Extract the records in full, leaving every picture out.

Items from a data source
----------------------------------------
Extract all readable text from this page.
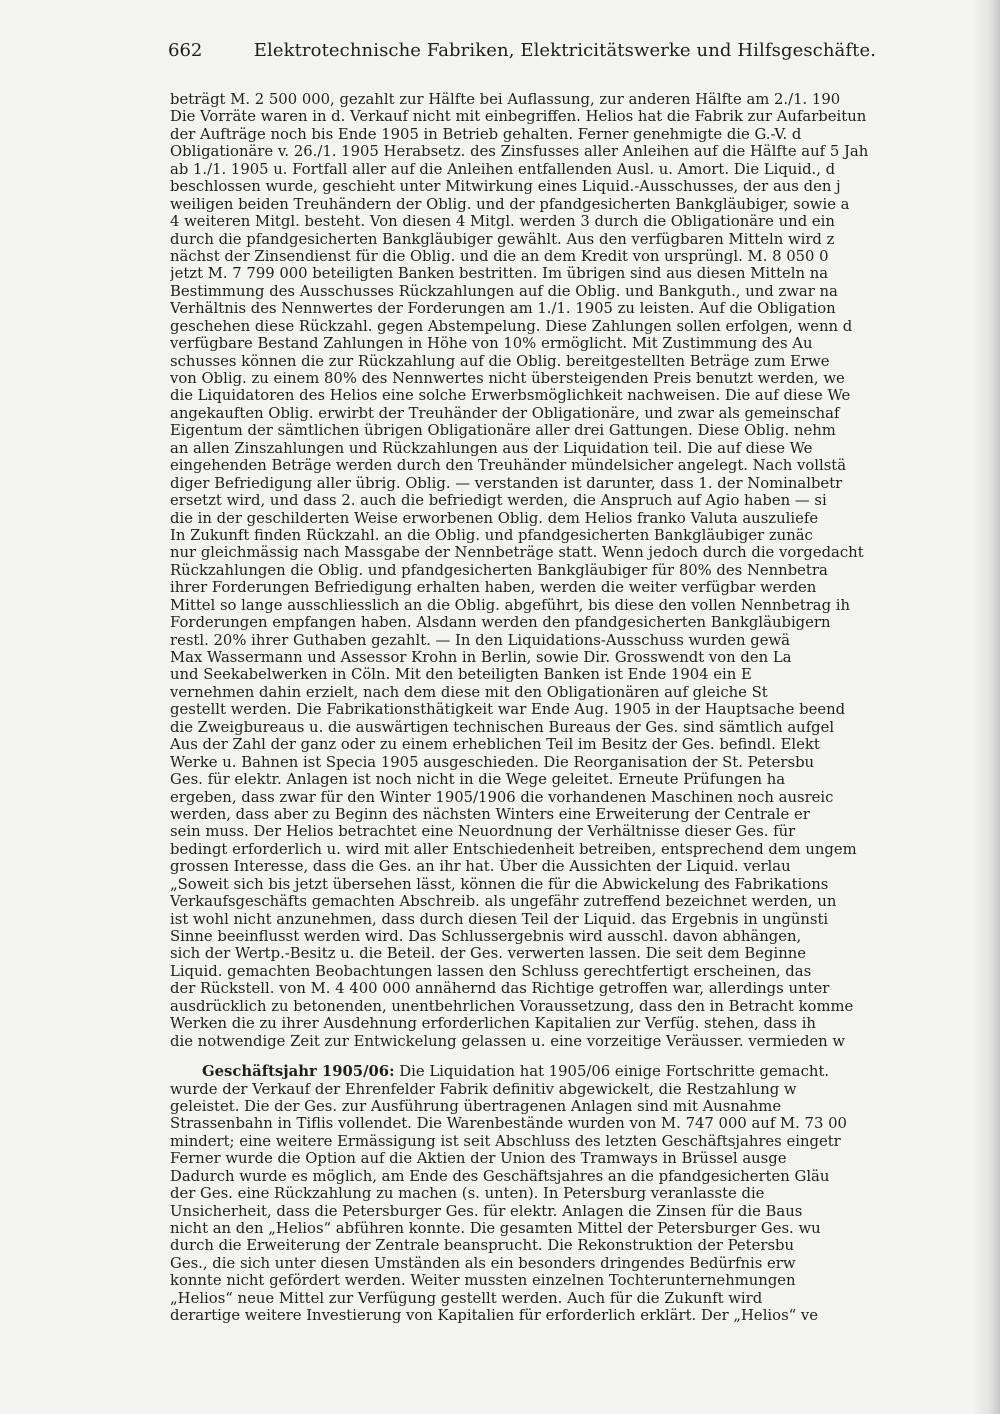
662	Elektrotechnische Fabriken, Elektricitätswerke und Hilfsgeschäfte.
beträgt M. 2 500 000, gezahlt zur Hälfte bei Auflassung, zur anderen Hälfte am 2./1. 190
Die Vorräte waren in d. Verkauf nicht mit einbegriffen. Helios hat die Fabrik zur Aufarbeitun
der Aufträge noch bis Ende 1905 in Betrieb gehalten. Ferner genehmigte die G.-V. d
Obligationäre v. 26./1. 1905 Herabsetz. des Zinsfusses aller Anleihen auf die Hälfte auf 5 Jah
ab 1./1. 1905 u. Fortfall aller auf die Anleihen entfallenden Ausl. u. Amort. Die Liquid., d
beschlossen wurde, geschieht unter Mitwirkung eines Liquid.-Ausschusses, der aus den j
weiligen beiden Treuhändern der Oblig. und der pfandgesicherten Bankgläubiger, sowie a
4 weiteren Mitgl. besteht. Von diesen 4 Mitgl. werden 3 durch die Obligationäre und ein
durch die pfandgesicherten Bankgläubiger gewählt. Aus den verfügbaren Mitteln wird z
nächst der Zinsendienst für die Oblig. und die an dem Kredit von ursprüngl. M. 8 050 0
jetzt M. 7 799 000 beteiligten Banken bestritten. Im übrigen sind aus diesen Mitteln na
Bestimmung des Ausschusses Rückzahlungen auf die Oblig. und Bankguth., und zwar na
Verhältnis des Nennwertes der Forderungen am 1./1. 1905 zu leisten. Auf die Obligation
geschehen diese Rückzahl. gegen Abstempelung. Diese Zahlungen sollen erfolgen, wenn d
verfügbare Bestand Zahlungen in Höhe von 10% ermöglicht. Mit Zustimmung des Au
schusses können die zur Rückzahlung auf die Oblig. bereitgestellten Beträge zum Erwe
von Oblig. zu einem 80% des Nennwertes nicht übersteigenden Preis benutzt werden, we
die Liquidatoren des Helios eine solche Erwerbsmöglichkeit nachweisen. Die auf diese We
angekauften Oblig. erwirbt der Treuhänder der Obligationäre, und zwar als gemeinschaf
Eigentum der sämtlichen übrigen Obligationäre aller drei Gattungen. Diese Oblig. nehm
an allen Zinszahlungen und Rückzahlungen aus der Liquidation teil. Die auf diese We
eingehenden Beträge werden durch den Treuhänder mündelsicher angelegt. Nach vollstä
diger Befriedigung aller übrig. Oblig. — verstanden ist darunter, dass 1. der Nominalbetr
ersetzt wird, und dass 2. auch die befriedigt werden, die Anspruch auf Agio haben — si
die in der geschilderten Weise erworbenen Oblig. dem Helios franko Valuta auszuliefe
In Zukunft finden Rückzahl. an die Oblig. und pfandgesicherten Bankgläubiger zunäc
nur gleichmässig nach Massgabe der Nennbeträge statt. Wenn jedoch durch die vorgedacht
Rückzahlungen die Oblig. und pfandgesicherten Bankgläubiger für 80% des Nennbetra
ihrer Forderungen Befriedigung erhalten haben, werden die weiter verfügbar werden
Mittel so lange ausschliesslich an die Oblig. abgeführt, bis diese den vollen Nennbetrag ih
Forderungen empfangen haben. Alsdann werden den pfandgesicherten Bankgläubigern
restl. 20% ihrer Guthaben gezahlt. — In den Liquidations-Ausschuss wurden gewä
Max Wassermann und Assessor Krohn in Berlin, sowie Dir. Grosswendt von den La
und Seekabelwerken in Cöln. Mit den beteiligten Banken ist Ende 1904 ein E
vernehmen dahin erzielt, nach dem diese mit den Obligationären auf gleiche St
gestellt werden. Die Fabrikationsthätigkeit war Ende Aug. 1905 in der Hauptsache beend
die Zweigbureaus u. die auswärtigen technischen Bureaus der Ges. sind sämtlich aufgel
Aus der Zahl der ganz oder zu einem erheblichen Teil im Besitz der Ges. befindl. Elekt
Werke u. Bahnen ist Specia 1905 ausgeschieden. Die Reorganisation der St. Petersbu
Ges. für elektr. Anlagen ist noch nicht in die Wege geleitet. Erneute Prüfungen ha
ergeben, dass zwar für den Winter 1905/1906 die vorhandenen Maschinen noch ausreic
werden, dass aber zu Beginn des nächsten Winters eine Erweiterung der Centrale er
sein muss. Der Helios betrachtet eine Neuordnung der Verhältnisse dieser Ges. für
bedingt erforderlich u. wird mit aller Entschiedenheit betreiben, entsprechend dem ungem
grossen Interesse, dass die Ges. an ihr hat. Über die Aussichten der Liquid. verlau
„Soweit sich bis jetzt übersehen lässt, können die für die Abwickelung des Fabrikations
Verkaufsgeschäfts gemachten Abschreib. als ungefähr zutreffend bezeichnet werden, un
ist wohl nicht anzunehmen, dass durch diesen Teil der Liquid. das Ergebnis in ungünsti
Sinne beeinflusst werden wird. Das Schlussergebnis wird ausschl. davon abhängen,
sich der Wertp.-Besitz u. die Beteil. der Ges. verwerten lassen. Die seit dem Beginne
Liquid. gemachten Beobachtungen lassen den Schluss gerechtfertigt erscheinen, das
der Rückstell. von M. 4 400 000 annähernd das Richtige getroffen war, allerdings unter
ausdrücklich zu betonenden, unentbehrlichen Voraussetzung, dass den in Betracht komme
Werken die zu ihrer Ausdehnung erforderlichen Kapitalien zur Verfüg. stehen, dass ih
die notwendige Zeit zur Entwickelung gelassen u. eine vorzeitige Veräusser. vermieden w
Geschäftsjahr 1905/06: Die Liquidation hat 1905/06 einige Fortschritte gemacht.
wurde der Verkauf der Ehrenfelder Fabrik definitiv abgewickelt, die Restzahlung w
geleistet. Die der Ges. zur Ausführung übertragenen Anlagen sind mit Ausnahme
Strassenbahn in Tiflis vollendet. Die Warenbestände wurden von M. 747 000 auf M. 73 00
mindert; eine weitere Ermässigung ist seit Abschluss des letzten Geschäftsjahres eingetr
Ferner wurde die Option auf die Aktien der Union des Tramways in Brüssel ausge
Dadurch wurde es möglich, am Ende des Geschäftsjahres an die pfandgesicherten Gläu
der Ges. eine Rückzahlung zu machen (s. unten). In Petersburg veranlasste die
Unsicherheit, dass die Petersburger Ges. für elektr. Anlagen die Zinsen für die Baus
nicht an den „Helios“ abführen konnte. Die gesamten Mittel der Petersburger Ges. wu
durch die Erweiterung der Zentrale beansprucht. Die Rekonstruktion der Petersbu
Ges., die sich unter diesen Umständen als ein besonders dringendes Bedürfnis erw
konnte nicht gefördert werden. Weiter mussten einzelnen Tochterunternehmungen
„Helios“ neue Mittel zur Verfügung gestellt werden. Auch für die Zukunft wird
derartige weitere Investierung von Kapitalien für erforderlich erklärt. Der „Helios“ ve
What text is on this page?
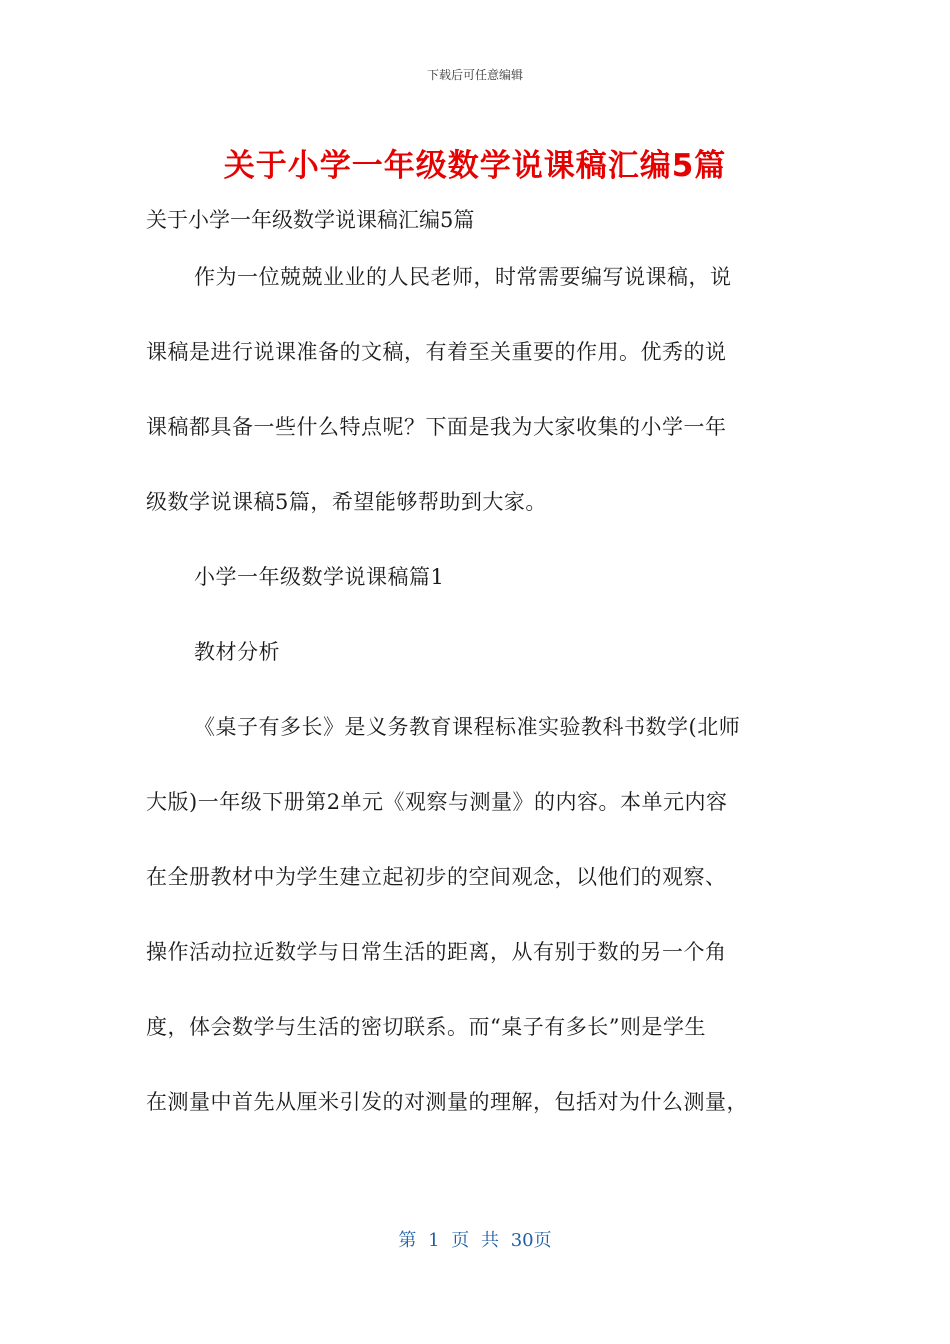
下载后可任意编辑
关于小学一年级数学说课稿汇编5篇
关于小学一年级数学说课稿汇编5篇
作为一位兢兢业业的人民老师，时常需要编写说课稿，说
课稿是进行说课准备的文稿，有着至关重要的作用。优秀的说
课稿都具备一些什么特点呢？下面是我为大家收集的小学一年
级数学说课稿5篇，希望能够帮助到大家。
小学一年级数学说课稿篇1
教材分析
《桌子有多长》是义务教育课程标准实验教科书数学(北师
大版)一年级下册第2单元《观察与测量》的内容。本单元内容
在全册教材中为学生建立起初步的空间观念，以他们的观察、
操作活动拉近数学与日常生活的距离，从有别于数的另一个角
度，体会数学与生活的密切联系。而“桌子有多长”则是学生
在测量中首先从厘米引发的对测量的理解，包括对为什么测量，
第 1 页 共 30页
----------------------------------------
_Correct output_
Extract all readable text from this page.
662	Elektrotechnische Fabriken, Elektricitätswerke und Hilfsgeschäfte.
beträgt M. 2 500 000, gezahlt zur Hälfte bei Auflassung, zur anderen Hälfte am 2./1. 190
Die Vorräte waren in d. Verkauf nicht mit einbegriffen. Helios hat die Fabrik zur Aufarbeitun
der Aufträge noch bis Ende 1905 in Betrieb gehalten. Ferner genehmigte die G.-V. d
Obligationäre v. 26./1. 1905 Herabsetz. des Zinsfusses aller Anleihen auf die Hälfte auf 5 Jah
ab 1./1. 1905 u. Fortfall aller auf die Anleihen entfallenden Ausl. u. Amort. Die Liquid., d
beschlossen wurde, geschieht unter Mitwirkung eines Liquid.-Ausschusses, der aus den j
weiligen beiden Treuhändern der Oblig. und der pfandgesicherten Bankgläubiger, sowie a
4 weiteren Mitgl. besteht. Von diesen 4 Mitgl. werden 3 durch die Obligationäre und ein
durch die pfandgesicherten Bankgläubiger gewählt. Aus den verfügbaren Mitteln wird z
nächst der Zinsendienst für die Oblig. und die an dem Kredit von ursprüngl. M. 8 050 0
jetzt M. 7 799 000 beteiligten Banken bestritten. Im übrigen sind aus diesen Mitteln na
Bestimmung des Ausschusses Rückzahlungen auf die Oblig. und Bankguth., und zwar na
Verhältnis des Nennwertes der Forderungen am 1./1. 1905 zu leisten. Auf die Obligation
geschehen diese Rückzahl. gegen Abstempelung. Diese Zahlungen sollen erfolgen, wenn d
verfügbare Bestand Zahlungen in Höhe von 10% ermöglicht. Mit Zustimmung des Au
schusses können die zur Rückzahlung auf die Oblig. bereitgestellten Beträge zum Erwe
von Oblig. zu einem 80% des Nennwertes nicht übersteigenden Preis benutzt werden, we
die Liquidatoren des Helios eine solche Erwerbsmöglichkeit nachweisen. Die auf diese We
angekauften Oblig. erwirbt der Treuhänder der Obligationäre, und zwar als gemeinschaf
Eigentum der sämtlichen übrigen Obligationäre aller drei Gattungen. Diese Oblig. nehm
an allen Zinszahlungen und Rückzahlungen aus der Liquidation teil. Die auf diese We
eingehenden Beträge werden durch den Treuhänder mündelsicher angelegt. Nach vollstä
diger Befriedigung aller übrig. Oblig. — verstanden ist darunter, dass 1. der Nominalbetr
ersetzt wird, und dass 2. auch die befriedigt werden, die Anspruch auf Agio haben — si
die in der geschilderten Weise erworbenen Oblig. dem Helios franko Valuta auszuliefe
In Zukunft finden Rückzahl. an die Oblig. und pfandgesicherten Bankgläubiger zunäc
nur gleichmässig nach Massgabe der Nennbeträge statt. Wenn jedoch durch die vorgedacht
Rückzahlungen die Oblig. und pfandgesicherten Bankgläubiger für 80% des Nennbetra
ihrer Forderungen Befriedigung erhalten haben, werden die weiter verfügbar werden
Mittel so lange ausschliesslich an die Oblig. abgeführt, bis diese den vollen Nennbetrag ih
Forderungen empfangen haben. Alsdann werden den pfandgesicherten Bankgläubigern
restl. 20% ihrer Guthaben gezahlt. — In den Liquidations-Ausschuss wurden gewä
Max Wassermann und Assessor Krohn in Berlin, sowie Dir. Grosswendt von den La
und Seekabelwerken in Cöln. Mit den beteiligten Banken ist Ende 1904 ein E
vernehmen dahin erzielt, nach dem diese mit den Obligationären auf gleiche St
gestellt werden. Die Fabrikationsthätigkeit war Ende Aug. 1905 in der Hauptsache beend
die Zweigbureaus u. die auswärtigen technischen Bureaus der Ges. sind sämtlich aufgel
Aus der Zahl der ganz oder zu einem erheblichen Teil im Besitz der Ges. befindl. Elekt
Werke u. Bahnen ist Specia 1905 ausgeschieden. Die Reorganisation der St. Petersbu
Ges. für elektr. Anlagen ist noch nicht in die Wege geleitet. Erneute Prüfungen ha
ergeben, dass zwar für den Winter 1905/1906 die vorhandenen Maschinen noch ausreic
werden, dass aber zu Beginn des nächsten Winters eine Erweiterung der Centrale er
sein muss. Der Helios betrachtet eine Neuordnung der Verhältnisse dieser Ges. für
bedingt erforderlich u. wird mit aller Entschiedenheit betreiben, entsprechend dem ungem
grossen Interesse, dass die Ges. an ihr hat. Über die Aussichten der Liquid. verlau
„Soweit sich bis jetzt übersehen lässt, können die für die Abwickelung des Fabrikations
Verkaufsgeschäfts gemachten Abschreib. als ungefähr zutreffend bezeichnet werden, un
ist wohl nicht anzunehmen, dass durch diesen Teil der Liquid. das Ergebnis in ungünsti
Sinne beeinflusst werden wird. Das Schlussergebnis wird ausschl. davon abhängen,
sich der Wertp.-Besitz u. die Beteil. der Ges. verwerten lassen. Die seit dem Beginne
Liquid. gemachten Beobachtungen lassen den Schluss gerechtfertigt erscheinen, das
der Rückstell. von M. 4 400 000 annähernd das Richtige getroffen war, allerdings unter
ausdrücklich zu betonenden, unentbehrlichen Voraussetzung, dass den in Betracht komme
Werken die zu ihrer Ausdehnung erforderlichen Kapitalien zur Verfüg. stehen, dass ih
die notwendige Zeit zur Entwickelung gelassen u. eine vorzeitige Veräusser. vermieden w
Geschäftsjahr 1905/06: Die Liquidation hat 1905/06 einige Fortschritte gemacht.
wurde der Verkauf der Ehrenfelder Fabrik definitiv abgewickelt, die Restzahlung w
geleistet. Die der Ges. zur Ausführung übertragenen Anlagen sind mit Ausnahme
Strassenbahn in Tiflis vollendet. Die Warenbestände wurden von M. 747 000 auf M. 73 00
mindert; eine weitere Ermässigung ist seit Abschluss des letzten Geschäftsjahres eingetr
Ferner wurde die Option auf die Aktien der Union des Tramways in Brüssel ausge
Dadurch wurde es möglich, am Ende des Geschäftsjahres an die pfandgesicherten Gläu
der Ges. eine Rückzahlung zu machen (s. unten). In Petersburg veranlasste die
Unsicherheit, dass die Petersburger Ges. für elektr. Anlagen die Zinsen für die Baus
nicht an den „Helios“ abführen konnte. Die gesamten Mittel der Petersburger Ges. wu
durch die Erweiterung der Zentrale beansprucht. Die Rekonstruktion der Petersbu
Ges., die sich unter diesen Umständen als ein besonders dringendes Bedürfnis erw
konnte nicht gefördert werden. Weiter mussten einzelnen Tochterunternehmungen
„Helios“ neue Mittel zur Verfügung gestellt werden. Auch für die Zukunft wird
derartige weitere Investierung von Kapitalien für erforderlich erklärt. Der „Helios“ ve
What text is on this page?
下载后可任意编辑
关于小学一年级数学说课稿汇编5篇
关于小学一年级数学说课稿汇编5篇
作为一位兢兢业业的人民老师，时常需要编写说课稿，说
课稿是进行说课准备的文稿，有着至关重要的作用。优秀的说
课稿都具备一些什么特点呢？下面是我为大家收集的小学一年
级数学说课稿5篇，希望能够帮助到大家。
小学一年级数学说课稿篇1
教材分析
《桌子有多长》是义务教育课程标准实验教科书数学(北师
大版)一年级下册第2单元《观察与测量》的内容。本单元内容
在全册教材中为学生建立起初步的空间观念，以他们的观察、
操作活动拉近数学与日常生活的距离，从有别于数的另一个角
度，体会数学与生活的密切联系。而“桌子有多长”则是学生
在测量中首先从厘米引发的对测量的理解，包括对为什么测量，
第 1 页 共 30页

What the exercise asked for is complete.